Dataset excerpts =>

## START

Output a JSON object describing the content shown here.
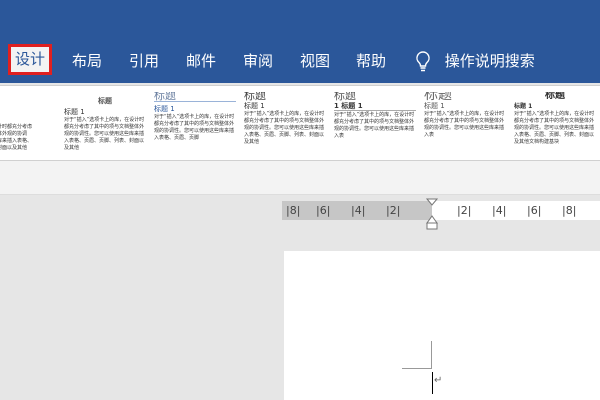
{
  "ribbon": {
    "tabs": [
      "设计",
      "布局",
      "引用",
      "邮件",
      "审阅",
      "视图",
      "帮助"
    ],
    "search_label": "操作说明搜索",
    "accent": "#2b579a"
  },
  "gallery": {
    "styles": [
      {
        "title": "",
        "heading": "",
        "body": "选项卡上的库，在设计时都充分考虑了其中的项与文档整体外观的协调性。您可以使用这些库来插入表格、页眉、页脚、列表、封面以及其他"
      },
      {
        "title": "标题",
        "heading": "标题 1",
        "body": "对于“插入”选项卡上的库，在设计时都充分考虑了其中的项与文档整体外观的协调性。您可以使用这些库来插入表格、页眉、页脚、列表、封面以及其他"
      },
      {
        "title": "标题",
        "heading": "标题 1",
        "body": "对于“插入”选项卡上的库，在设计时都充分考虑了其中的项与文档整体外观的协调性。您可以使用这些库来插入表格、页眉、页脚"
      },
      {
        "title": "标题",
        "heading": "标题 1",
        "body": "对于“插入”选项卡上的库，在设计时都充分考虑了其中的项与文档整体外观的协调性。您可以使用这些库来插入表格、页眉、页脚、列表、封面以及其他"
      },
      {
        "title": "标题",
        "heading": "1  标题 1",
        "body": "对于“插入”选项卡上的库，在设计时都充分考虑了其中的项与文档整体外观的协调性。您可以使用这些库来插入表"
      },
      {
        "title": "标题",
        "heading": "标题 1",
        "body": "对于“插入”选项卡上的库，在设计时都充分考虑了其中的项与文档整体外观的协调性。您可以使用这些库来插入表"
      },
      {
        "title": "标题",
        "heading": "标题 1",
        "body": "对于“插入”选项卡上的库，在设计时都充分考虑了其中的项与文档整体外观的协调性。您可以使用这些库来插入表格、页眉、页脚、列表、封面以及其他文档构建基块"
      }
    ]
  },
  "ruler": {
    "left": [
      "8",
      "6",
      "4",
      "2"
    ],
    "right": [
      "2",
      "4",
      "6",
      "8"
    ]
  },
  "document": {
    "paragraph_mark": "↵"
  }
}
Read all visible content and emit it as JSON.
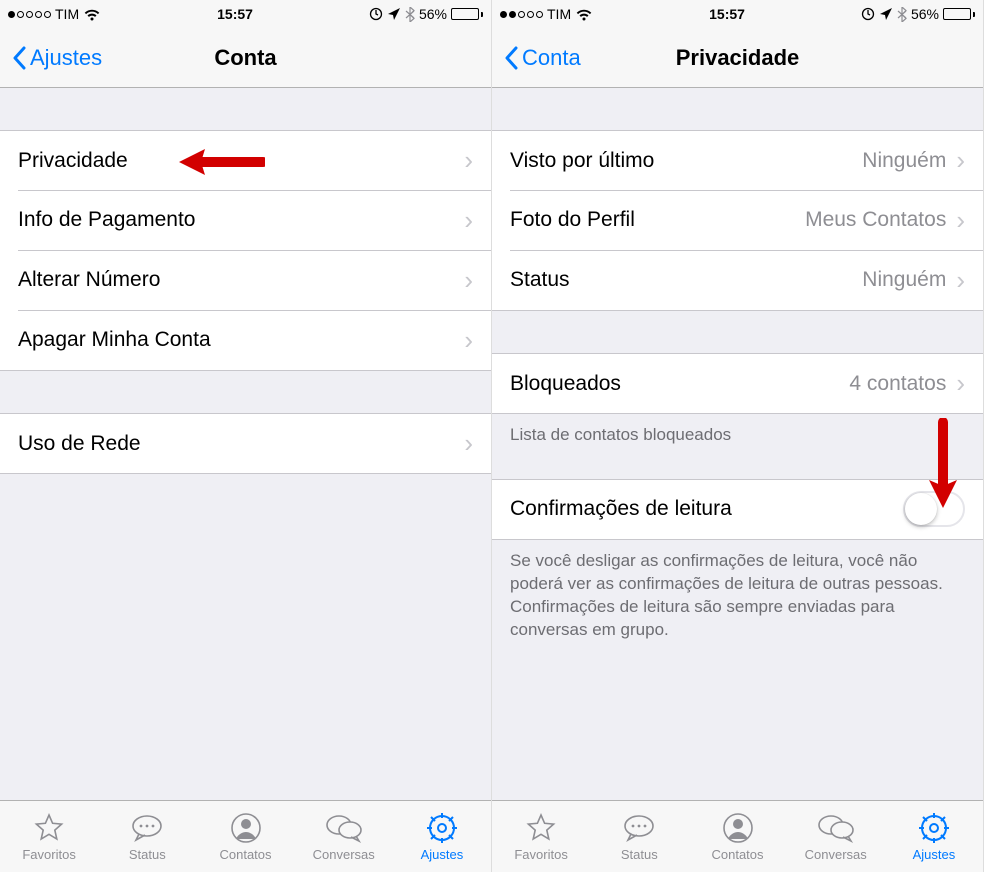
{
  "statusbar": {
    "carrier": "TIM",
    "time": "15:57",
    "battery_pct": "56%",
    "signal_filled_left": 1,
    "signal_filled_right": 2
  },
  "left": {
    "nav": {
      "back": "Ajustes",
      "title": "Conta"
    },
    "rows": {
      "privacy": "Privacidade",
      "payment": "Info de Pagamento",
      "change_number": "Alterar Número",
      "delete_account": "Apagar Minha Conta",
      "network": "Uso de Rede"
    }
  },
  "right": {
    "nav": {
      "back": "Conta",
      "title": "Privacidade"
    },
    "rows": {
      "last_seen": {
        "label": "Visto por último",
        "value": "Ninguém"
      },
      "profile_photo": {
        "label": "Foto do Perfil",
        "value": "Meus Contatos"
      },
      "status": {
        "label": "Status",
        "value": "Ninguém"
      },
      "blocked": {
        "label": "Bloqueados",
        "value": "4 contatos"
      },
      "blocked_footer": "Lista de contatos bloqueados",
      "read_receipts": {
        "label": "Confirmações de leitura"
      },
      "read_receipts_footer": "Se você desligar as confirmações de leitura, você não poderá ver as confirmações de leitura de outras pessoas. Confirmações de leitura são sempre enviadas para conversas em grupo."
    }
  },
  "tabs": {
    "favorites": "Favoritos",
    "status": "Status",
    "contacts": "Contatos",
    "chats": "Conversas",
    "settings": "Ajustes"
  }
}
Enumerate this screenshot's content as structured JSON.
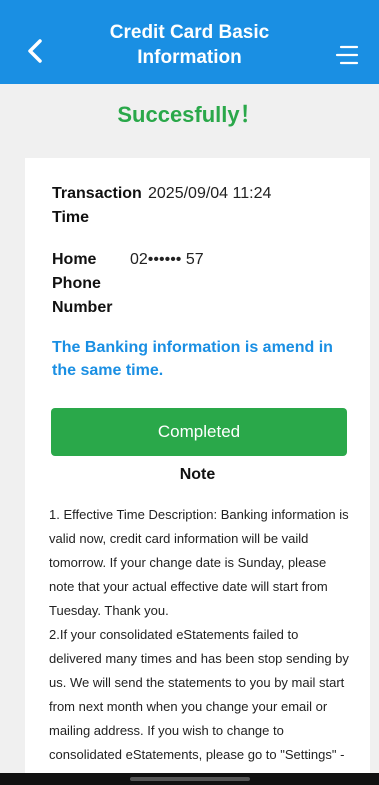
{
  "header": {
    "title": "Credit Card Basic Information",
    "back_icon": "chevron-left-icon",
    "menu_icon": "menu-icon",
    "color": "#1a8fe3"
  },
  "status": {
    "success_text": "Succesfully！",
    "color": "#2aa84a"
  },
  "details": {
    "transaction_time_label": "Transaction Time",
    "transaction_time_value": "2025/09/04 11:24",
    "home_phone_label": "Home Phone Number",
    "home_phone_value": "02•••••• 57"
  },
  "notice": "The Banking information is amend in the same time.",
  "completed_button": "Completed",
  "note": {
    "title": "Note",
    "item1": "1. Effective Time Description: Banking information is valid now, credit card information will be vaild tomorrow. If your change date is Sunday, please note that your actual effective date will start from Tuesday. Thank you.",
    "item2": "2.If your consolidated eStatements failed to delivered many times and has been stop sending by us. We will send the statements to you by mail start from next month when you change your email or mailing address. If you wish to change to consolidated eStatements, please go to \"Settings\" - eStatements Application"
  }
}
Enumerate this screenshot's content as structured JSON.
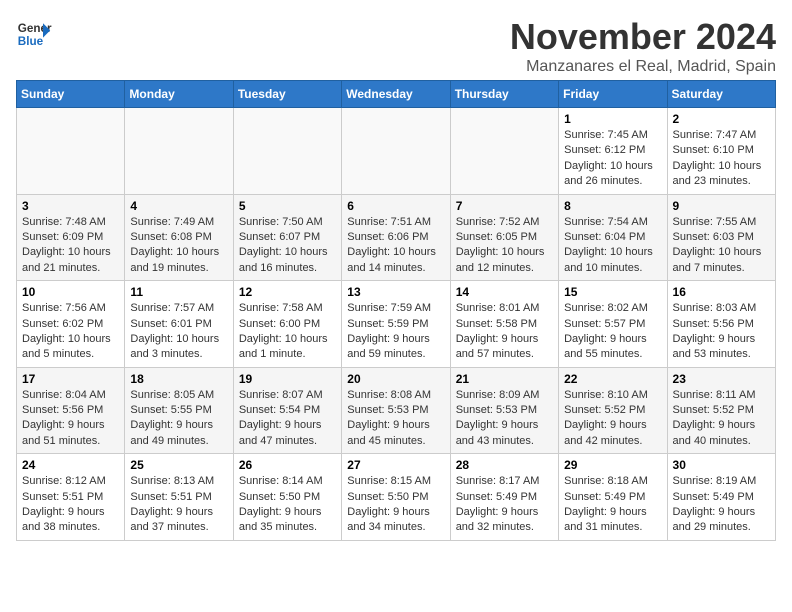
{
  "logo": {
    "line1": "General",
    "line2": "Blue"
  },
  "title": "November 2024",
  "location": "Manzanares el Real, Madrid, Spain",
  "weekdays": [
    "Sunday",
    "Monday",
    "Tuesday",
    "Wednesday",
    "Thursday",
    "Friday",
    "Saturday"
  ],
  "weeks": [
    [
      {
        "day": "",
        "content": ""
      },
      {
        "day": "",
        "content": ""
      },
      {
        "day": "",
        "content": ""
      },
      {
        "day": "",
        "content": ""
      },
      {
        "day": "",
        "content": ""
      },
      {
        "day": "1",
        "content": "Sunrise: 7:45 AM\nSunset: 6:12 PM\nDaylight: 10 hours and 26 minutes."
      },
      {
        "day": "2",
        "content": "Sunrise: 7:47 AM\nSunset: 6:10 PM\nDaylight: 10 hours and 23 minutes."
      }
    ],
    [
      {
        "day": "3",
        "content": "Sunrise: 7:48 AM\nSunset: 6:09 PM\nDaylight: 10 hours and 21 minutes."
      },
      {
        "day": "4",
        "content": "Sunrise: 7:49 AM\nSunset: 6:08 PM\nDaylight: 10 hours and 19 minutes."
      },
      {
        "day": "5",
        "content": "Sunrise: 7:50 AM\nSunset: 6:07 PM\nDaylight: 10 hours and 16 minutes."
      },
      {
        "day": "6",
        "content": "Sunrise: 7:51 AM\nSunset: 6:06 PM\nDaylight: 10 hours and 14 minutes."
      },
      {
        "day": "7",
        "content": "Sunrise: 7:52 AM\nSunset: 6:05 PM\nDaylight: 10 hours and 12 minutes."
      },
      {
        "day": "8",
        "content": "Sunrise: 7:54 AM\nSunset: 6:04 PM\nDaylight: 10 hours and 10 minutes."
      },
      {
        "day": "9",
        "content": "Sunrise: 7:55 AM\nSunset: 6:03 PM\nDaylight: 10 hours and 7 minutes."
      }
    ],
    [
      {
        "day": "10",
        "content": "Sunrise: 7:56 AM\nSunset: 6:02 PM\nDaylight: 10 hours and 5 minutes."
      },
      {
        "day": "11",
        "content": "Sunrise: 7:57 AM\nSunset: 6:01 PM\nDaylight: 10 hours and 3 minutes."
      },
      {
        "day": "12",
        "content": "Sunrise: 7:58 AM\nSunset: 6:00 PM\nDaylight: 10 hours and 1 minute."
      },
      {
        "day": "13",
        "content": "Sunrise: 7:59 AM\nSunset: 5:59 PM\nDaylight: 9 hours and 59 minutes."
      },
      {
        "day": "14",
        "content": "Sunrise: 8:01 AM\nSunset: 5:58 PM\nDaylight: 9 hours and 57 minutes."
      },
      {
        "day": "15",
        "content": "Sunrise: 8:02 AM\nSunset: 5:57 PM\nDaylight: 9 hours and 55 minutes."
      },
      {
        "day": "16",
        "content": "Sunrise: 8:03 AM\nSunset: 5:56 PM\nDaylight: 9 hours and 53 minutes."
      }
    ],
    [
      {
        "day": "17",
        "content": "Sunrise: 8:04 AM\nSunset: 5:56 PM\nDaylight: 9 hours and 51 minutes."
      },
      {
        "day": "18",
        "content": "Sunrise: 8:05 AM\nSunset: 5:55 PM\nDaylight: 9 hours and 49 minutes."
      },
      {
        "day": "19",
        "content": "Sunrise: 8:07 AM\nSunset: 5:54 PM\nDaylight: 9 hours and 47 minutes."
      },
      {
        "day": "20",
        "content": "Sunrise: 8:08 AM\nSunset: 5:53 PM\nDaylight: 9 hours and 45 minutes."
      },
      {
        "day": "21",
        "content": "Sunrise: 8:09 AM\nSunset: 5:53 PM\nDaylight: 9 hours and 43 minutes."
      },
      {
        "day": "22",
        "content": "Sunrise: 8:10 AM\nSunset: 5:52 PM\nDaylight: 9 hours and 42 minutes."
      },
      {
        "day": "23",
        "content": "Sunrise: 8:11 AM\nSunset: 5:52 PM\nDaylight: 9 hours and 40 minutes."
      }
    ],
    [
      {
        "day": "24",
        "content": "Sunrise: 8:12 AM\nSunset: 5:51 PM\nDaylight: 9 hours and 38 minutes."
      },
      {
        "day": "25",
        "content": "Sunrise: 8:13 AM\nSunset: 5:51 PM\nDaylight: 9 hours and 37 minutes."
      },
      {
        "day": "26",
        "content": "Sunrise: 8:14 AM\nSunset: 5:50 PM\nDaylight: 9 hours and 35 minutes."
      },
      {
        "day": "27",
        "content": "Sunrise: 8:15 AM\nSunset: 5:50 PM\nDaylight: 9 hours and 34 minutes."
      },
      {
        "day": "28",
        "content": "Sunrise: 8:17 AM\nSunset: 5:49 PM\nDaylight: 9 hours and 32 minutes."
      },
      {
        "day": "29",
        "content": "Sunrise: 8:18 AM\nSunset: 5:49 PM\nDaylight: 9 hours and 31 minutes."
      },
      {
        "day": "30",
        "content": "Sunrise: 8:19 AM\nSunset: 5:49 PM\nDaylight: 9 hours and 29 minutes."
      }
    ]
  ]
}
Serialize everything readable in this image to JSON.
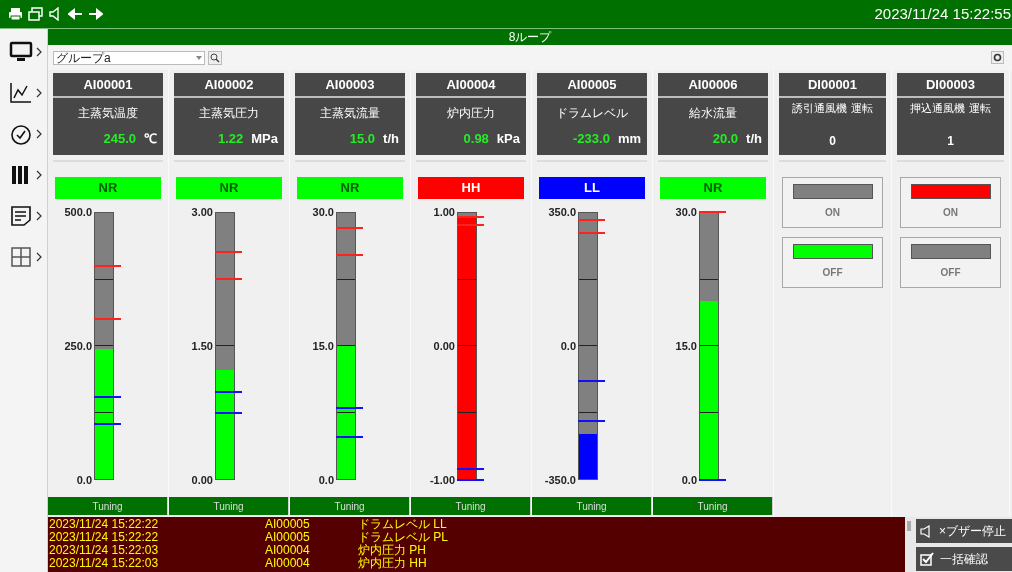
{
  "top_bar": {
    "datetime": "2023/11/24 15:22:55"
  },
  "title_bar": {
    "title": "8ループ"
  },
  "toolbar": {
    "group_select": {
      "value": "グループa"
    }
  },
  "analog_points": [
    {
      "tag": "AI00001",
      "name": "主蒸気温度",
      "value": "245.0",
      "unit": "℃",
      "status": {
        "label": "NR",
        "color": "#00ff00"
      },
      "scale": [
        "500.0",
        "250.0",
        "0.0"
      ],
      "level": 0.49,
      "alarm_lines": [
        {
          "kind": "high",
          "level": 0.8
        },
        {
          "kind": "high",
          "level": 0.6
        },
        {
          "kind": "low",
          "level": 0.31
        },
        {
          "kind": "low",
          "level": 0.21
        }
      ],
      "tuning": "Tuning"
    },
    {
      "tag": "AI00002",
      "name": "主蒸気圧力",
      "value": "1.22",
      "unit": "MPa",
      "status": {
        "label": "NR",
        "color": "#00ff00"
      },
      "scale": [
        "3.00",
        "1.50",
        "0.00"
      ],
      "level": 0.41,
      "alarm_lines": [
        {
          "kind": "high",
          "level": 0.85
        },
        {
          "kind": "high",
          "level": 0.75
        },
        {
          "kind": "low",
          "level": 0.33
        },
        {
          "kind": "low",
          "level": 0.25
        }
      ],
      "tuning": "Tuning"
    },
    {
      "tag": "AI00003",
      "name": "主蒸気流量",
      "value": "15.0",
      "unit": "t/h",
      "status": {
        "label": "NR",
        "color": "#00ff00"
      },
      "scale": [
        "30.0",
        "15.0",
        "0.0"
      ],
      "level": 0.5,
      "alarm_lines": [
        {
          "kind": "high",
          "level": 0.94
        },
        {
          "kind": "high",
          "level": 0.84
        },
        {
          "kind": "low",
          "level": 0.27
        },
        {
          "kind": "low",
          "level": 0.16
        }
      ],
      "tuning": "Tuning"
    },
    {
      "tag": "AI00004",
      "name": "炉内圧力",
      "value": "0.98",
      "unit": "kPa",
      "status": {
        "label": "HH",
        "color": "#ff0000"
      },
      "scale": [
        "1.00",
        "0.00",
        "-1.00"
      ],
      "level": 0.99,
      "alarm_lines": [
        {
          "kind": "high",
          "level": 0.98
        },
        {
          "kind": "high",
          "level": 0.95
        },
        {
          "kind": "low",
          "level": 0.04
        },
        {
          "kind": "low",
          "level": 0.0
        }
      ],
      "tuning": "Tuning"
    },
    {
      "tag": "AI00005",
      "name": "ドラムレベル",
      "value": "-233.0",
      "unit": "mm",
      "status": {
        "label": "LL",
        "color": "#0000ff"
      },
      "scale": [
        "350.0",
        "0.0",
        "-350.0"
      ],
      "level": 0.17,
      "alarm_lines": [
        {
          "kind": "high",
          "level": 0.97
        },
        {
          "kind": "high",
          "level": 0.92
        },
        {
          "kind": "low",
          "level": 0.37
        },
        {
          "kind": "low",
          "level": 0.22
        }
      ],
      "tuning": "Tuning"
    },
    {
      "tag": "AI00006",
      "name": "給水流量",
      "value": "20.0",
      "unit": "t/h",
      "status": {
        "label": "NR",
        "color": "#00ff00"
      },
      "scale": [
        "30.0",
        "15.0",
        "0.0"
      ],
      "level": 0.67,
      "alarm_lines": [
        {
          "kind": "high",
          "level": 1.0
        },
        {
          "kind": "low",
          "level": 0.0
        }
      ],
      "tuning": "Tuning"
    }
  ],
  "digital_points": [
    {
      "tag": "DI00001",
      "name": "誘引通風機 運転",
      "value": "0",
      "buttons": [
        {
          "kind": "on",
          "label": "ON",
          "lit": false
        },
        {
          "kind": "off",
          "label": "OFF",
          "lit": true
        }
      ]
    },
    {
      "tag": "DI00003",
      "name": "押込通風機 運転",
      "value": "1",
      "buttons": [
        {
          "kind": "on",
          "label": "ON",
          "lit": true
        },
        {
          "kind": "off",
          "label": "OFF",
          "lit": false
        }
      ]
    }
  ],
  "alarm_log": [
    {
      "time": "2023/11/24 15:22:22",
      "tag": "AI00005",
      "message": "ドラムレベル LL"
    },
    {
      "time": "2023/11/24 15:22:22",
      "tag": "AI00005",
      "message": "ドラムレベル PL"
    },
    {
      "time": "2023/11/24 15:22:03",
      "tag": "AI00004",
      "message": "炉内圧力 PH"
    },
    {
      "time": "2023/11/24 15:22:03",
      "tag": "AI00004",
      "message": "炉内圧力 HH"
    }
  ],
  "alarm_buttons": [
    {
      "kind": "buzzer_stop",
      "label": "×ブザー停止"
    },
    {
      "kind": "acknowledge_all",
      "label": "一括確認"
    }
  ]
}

## END

Instructions to follow => Select all lines in the listing that include the word "Sunday".

The reply =>
    "item1": "1. Effective Time Description: Banking information is valid now, credit card information will be vaild tomorrow. If your change date is Sunday, please note that your actual effective date will start from Tuesday. Thank you.",
    "Sunday",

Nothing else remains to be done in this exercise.